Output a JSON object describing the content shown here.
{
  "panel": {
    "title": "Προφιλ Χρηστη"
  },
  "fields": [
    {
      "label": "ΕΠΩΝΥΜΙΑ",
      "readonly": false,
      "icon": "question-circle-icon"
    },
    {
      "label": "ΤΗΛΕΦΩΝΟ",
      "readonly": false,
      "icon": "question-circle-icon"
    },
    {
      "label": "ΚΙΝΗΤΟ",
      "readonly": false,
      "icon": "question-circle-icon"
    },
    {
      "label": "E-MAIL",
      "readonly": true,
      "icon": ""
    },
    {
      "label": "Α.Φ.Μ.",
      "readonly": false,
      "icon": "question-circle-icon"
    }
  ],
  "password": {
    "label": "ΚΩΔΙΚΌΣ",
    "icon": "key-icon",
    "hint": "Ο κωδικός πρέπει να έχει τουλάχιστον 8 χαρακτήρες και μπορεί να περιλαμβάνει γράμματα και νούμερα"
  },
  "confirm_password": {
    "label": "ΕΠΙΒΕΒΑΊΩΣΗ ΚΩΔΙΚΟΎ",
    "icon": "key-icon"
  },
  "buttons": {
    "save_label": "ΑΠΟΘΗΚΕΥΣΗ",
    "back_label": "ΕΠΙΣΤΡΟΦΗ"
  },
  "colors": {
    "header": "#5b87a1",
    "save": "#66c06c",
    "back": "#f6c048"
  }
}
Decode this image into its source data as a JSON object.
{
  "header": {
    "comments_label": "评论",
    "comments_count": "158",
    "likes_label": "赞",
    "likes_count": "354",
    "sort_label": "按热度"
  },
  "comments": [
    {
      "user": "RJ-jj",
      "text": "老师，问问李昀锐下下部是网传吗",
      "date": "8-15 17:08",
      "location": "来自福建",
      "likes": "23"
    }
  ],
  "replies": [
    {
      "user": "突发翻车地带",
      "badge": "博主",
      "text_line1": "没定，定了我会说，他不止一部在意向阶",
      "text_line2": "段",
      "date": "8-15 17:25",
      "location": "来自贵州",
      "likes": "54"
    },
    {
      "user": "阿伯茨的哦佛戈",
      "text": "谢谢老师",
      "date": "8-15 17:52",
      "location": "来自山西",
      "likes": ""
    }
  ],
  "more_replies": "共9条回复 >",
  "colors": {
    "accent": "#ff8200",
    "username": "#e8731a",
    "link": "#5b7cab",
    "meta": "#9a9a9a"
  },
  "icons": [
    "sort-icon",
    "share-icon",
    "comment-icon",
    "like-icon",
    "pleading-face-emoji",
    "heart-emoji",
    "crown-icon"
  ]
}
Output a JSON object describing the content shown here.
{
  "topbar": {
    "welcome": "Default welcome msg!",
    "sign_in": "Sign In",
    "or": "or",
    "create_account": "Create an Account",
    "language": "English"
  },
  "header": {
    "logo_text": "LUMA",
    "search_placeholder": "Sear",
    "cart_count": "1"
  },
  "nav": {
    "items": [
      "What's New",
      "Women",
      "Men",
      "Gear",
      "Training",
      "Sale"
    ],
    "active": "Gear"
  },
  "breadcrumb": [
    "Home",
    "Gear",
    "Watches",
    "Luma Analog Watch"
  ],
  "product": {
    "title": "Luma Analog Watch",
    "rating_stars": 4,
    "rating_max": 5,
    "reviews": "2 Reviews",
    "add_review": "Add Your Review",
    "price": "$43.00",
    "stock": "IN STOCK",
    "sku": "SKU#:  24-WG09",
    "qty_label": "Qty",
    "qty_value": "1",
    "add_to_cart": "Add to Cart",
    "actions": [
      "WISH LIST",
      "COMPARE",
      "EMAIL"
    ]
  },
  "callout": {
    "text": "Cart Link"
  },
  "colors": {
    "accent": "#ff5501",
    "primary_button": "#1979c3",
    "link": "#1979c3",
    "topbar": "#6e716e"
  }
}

######

Take the data above and return it exactly.

Output a JSON object describing the content shown here.
{
  "panel": {
    "title": "Προφιλ Χρηστη"
  },
  "fields": [
    {
      "label": "ΕΠΩΝΥΜΙΑ",
      "readonly": false,
      "icon": "question-circle-icon"
    },
    {
      "label": "ΤΗΛΕΦΩΝΟ",
      "readonly": false,
      "icon": "question-circle-icon"
    },
    {
      "label": "ΚΙΝΗΤΟ",
      "readonly": false,
      "icon": "question-circle-icon"
    },
    {
      "label": "E-MAIL",
      "readonly": true,
      "icon": ""
    },
    {
      "label": "Α.Φ.Μ.",
      "readonly": false,
      "icon": "question-circle-icon"
    }
  ],
  "password": {
    "label": "ΚΩΔΙΚΌΣ",
    "icon": "key-icon",
    "hint": "Ο κωδικός πρέπει να έχει τουλάχιστον 8 χαρακτήρες και μπορεί να περιλαμβάνει γράμματα και νούμερα"
  },
  "confirm_password": {
    "label": "ΕΠΙΒΕΒΑΊΩΣΗ ΚΩΔΙΚΟΎ",
    "icon": "key-icon"
  },
  "buttons": {
    "save_label": "ΑΠΟΘΗΚΕΥΣΗ",
    "back_label": "ΕΠΙΣΤΡΟΦΗ"
  },
  "colors": {
    "header": "#5b87a1",
    "save": "#66c06c",
    "back": "#f6c048"
  }
}
Decode this image into its source data as a JSON object.
{
  "header": {
    "comments_label": "评论",
    "comments_count": "158",
    "likes_label": "赞",
    "likes_count": "354",
    "sort_label": "按热度"
  },
  "comments": [
    {
      "user": "RJ-jj",
      "text": "老师，问问李昀锐下下部是网传吗",
      "date": "8-15 17:08",
      "location": "来自福建",
      "likes": "23"
    }
  ],
  "replies": [
    {
      "user": "突发翻车地带",
      "badge": "博主",
      "text_line1": "没定，定了我会说，他不止一部在意向阶",
      "text_line2": "段",
      "date": "8-15 17:25",
      "location": "来自贵州",
      "likes": "54"
    },
    {
      "user": "阿伯茨的哦佛戈",
      "text": "谢谢老师",
      "date": "8-15 17:52",
      "location": "来自山西",
      "likes": ""
    }
  ],
  "more_replies": "共9条回复 >",
  "colors": {
    "accent": "#ff8200",
    "username": "#e8731a",
    "link": "#5b7cab",
    "meta": "#9a9a9a"
  },
  "icons": [
    "sort-icon",
    "share-icon",
    "comment-icon",
    "like-icon",
    "pleading-face-emoji",
    "heart-emoji",
    "crown-icon"
  ]
}
Output a JSON object describing the content shown here.
{
  "topbar": {
    "welcome": "Default welcome msg!",
    "sign_in": "Sign In",
    "or": "or",
    "create_account": "Create an Account",
    "language": "English"
  },
  "header": {
    "logo_text": "LUMA",
    "search_placeholder": "Sear",
    "cart_count": "1"
  },
  "nav": {
    "items": [
      "What's New",
      "Women",
      "Men",
      "Gear",
      "Training",
      "Sale"
    ],
    "active": "Gear"
  },
  "breadcrumb": [
    "Home",
    "Gear",
    "Watches",
    "Luma Analog Watch"
  ],
  "product": {
    "title": "Luma Analog Watch",
    "rating_stars": 4,
    "rating_max": 5,
    "reviews": "2 Reviews",
    "add_review": "Add Your Review",
    "price": "$43.00",
    "stock": "IN STOCK",
    "sku": "SKU#:  24-WG09",
    "qty_label": "Qty",
    "qty_value": "1",
    "add_to_cart": "Add to Cart",
    "actions": [
      "WISH LIST",
      "COMPARE",
      "EMAIL"
    ]
  },
  "callout": {
    "text": "Cart Link"
  },
  "colors": {
    "accent": "#ff5501",
    "primary_button": "#1979c3",
    "link": "#1979c3",
    "topbar": "#6e716e"
  }
}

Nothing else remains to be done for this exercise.